[Dataset items]

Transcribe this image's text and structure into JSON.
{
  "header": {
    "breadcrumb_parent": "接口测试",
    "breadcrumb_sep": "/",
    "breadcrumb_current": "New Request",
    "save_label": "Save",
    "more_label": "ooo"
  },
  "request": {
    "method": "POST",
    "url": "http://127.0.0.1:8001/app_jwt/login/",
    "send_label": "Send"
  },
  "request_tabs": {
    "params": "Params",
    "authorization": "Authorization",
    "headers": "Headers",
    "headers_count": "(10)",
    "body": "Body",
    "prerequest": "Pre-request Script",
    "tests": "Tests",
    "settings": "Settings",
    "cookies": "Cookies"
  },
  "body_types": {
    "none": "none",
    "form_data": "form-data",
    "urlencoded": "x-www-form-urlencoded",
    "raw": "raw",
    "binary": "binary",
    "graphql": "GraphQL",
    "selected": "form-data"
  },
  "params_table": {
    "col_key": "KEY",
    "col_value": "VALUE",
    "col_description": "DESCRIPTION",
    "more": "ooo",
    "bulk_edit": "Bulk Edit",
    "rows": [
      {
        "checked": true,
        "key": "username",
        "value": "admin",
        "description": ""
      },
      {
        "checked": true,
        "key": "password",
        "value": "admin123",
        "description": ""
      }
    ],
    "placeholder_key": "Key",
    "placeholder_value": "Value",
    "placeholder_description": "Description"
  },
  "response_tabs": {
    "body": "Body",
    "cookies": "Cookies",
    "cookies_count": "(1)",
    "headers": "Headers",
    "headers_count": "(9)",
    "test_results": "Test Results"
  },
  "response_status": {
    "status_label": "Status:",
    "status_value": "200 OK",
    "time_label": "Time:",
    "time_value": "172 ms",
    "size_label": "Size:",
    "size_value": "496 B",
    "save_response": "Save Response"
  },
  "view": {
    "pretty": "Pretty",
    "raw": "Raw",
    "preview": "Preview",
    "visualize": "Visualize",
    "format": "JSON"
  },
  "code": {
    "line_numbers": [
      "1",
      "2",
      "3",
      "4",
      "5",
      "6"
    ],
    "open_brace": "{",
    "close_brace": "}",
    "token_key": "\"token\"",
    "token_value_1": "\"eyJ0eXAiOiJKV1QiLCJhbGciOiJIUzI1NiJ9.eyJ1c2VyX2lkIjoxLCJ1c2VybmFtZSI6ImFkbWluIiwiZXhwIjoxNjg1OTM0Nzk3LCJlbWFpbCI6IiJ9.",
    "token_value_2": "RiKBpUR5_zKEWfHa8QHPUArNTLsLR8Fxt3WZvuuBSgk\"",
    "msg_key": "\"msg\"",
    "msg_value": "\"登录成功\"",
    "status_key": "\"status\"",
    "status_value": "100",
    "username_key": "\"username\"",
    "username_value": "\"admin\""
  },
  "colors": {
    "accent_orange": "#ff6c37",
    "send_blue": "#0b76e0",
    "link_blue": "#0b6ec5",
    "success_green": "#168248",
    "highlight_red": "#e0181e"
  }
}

### EXERCISE REQUIREMENTS
Read the entries and pick out all lines that include the word "Save".

### RESULT FOR THIS EXERCISE
    "save_label": "Save",
    "save_response": "Save Response"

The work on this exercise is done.